-- Exercise task --
Exclude all pictures, then copy each of the records exactly as written.

(Raw records)
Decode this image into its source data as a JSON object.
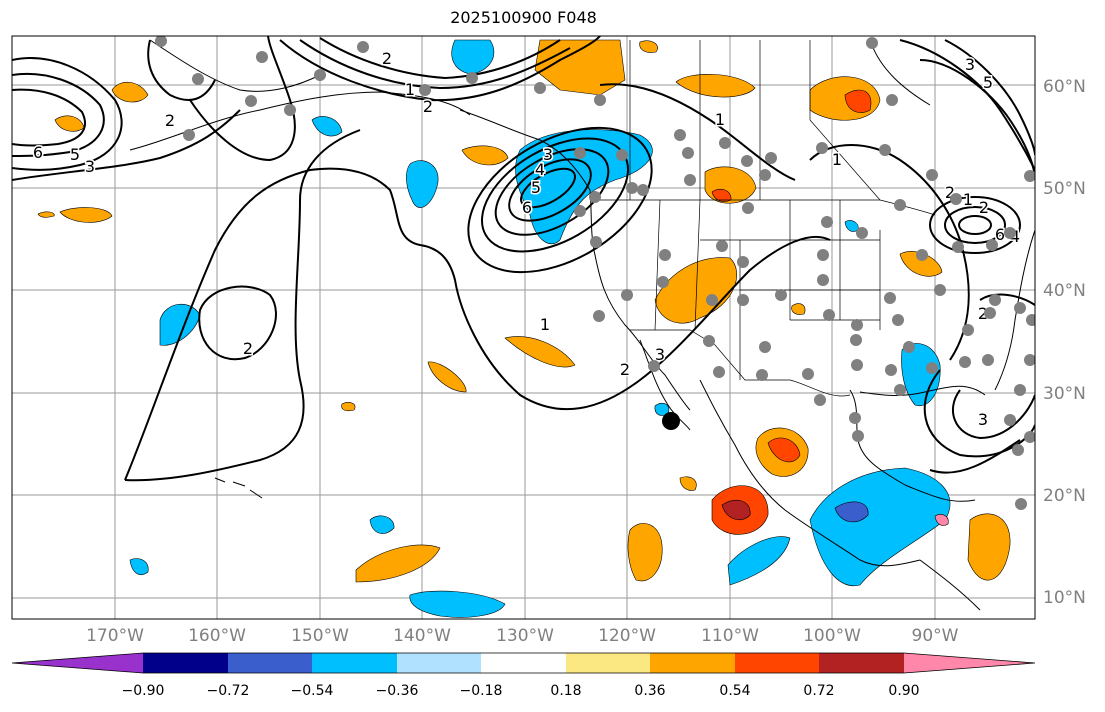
{
  "title": "2025100900 F048",
  "map": {
    "longitude_labels": [
      "170°W",
      "160°W",
      "150°W",
      "140°W",
      "130°W",
      "120°W",
      "110°W",
      "100°W",
      "90°W"
    ],
    "latitude_labels": [
      "60°N",
      "50°N",
      "40°N",
      "30°N",
      "20°N",
      "10°N"
    ],
    "contour_labels": [
      "6",
      "5",
      "3",
      "2",
      "2",
      "2",
      "1",
      "6",
      "5",
      "4",
      "3",
      "2",
      "1",
      "1",
      "2",
      "1",
      "2",
      "3",
      "5",
      "6",
      "2",
      "3",
      "4",
      "3",
      "2",
      "1"
    ],
    "marker": "current-location-dot"
  },
  "colorbar": {
    "tick_labels": [
      "−0.90",
      "−0.72",
      "−0.54",
      "−0.36",
      "−0.18",
      "0.18",
      "0.36",
      "0.54",
      "0.72",
      "0.90"
    ],
    "colors": [
      "#9932cc",
      "#00008b",
      "#3a5fcd",
      "#00bfff",
      "#b0e2ff",
      "#ffffff",
      "#fce883",
      "#ffa500",
      "#ff4500",
      "#b22222",
      "#ff88aa"
    ]
  }
}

-- Complete response --
Decode this image into its source data as a JSON object.
{
  "title": "2025100900 F048",
  "map": {
    "longitude_labels": [
      "170°W",
      "160°W",
      "150°W",
      "140°W",
      "130°W",
      "120°W",
      "110°W",
      "100°W",
      "90°W"
    ],
    "latitude_labels": [
      "60°N",
      "50°N",
      "40°N",
      "30°N",
      "20°N",
      "10°N"
    ],
    "contour_labels": [
      "6",
      "5",
      "3",
      "2",
      "2",
      "2",
      "1",
      "6",
      "5",
      "4",
      "3",
      "2",
      "1",
      "1",
      "2",
      "1",
      "2",
      "3",
      "5",
      "6",
      "2",
      "3",
      "4",
      "3",
      "2",
      "1"
    ],
    "marker": "current-location-dot"
  },
  "colorbar": {
    "tick_labels": [
      "−0.90",
      "−0.72",
      "−0.54",
      "−0.36",
      "−0.18",
      "0.18",
      "0.36",
      "0.54",
      "0.72",
      "0.90"
    ],
    "colors": [
      "#9932cc",
      "#00008b",
      "#3a5fcd",
      "#00bfff",
      "#b0e2ff",
      "#ffffff",
      "#fce883",
      "#ffa500",
      "#ff4500",
      "#b22222",
      "#ff88aa"
    ]
  }
}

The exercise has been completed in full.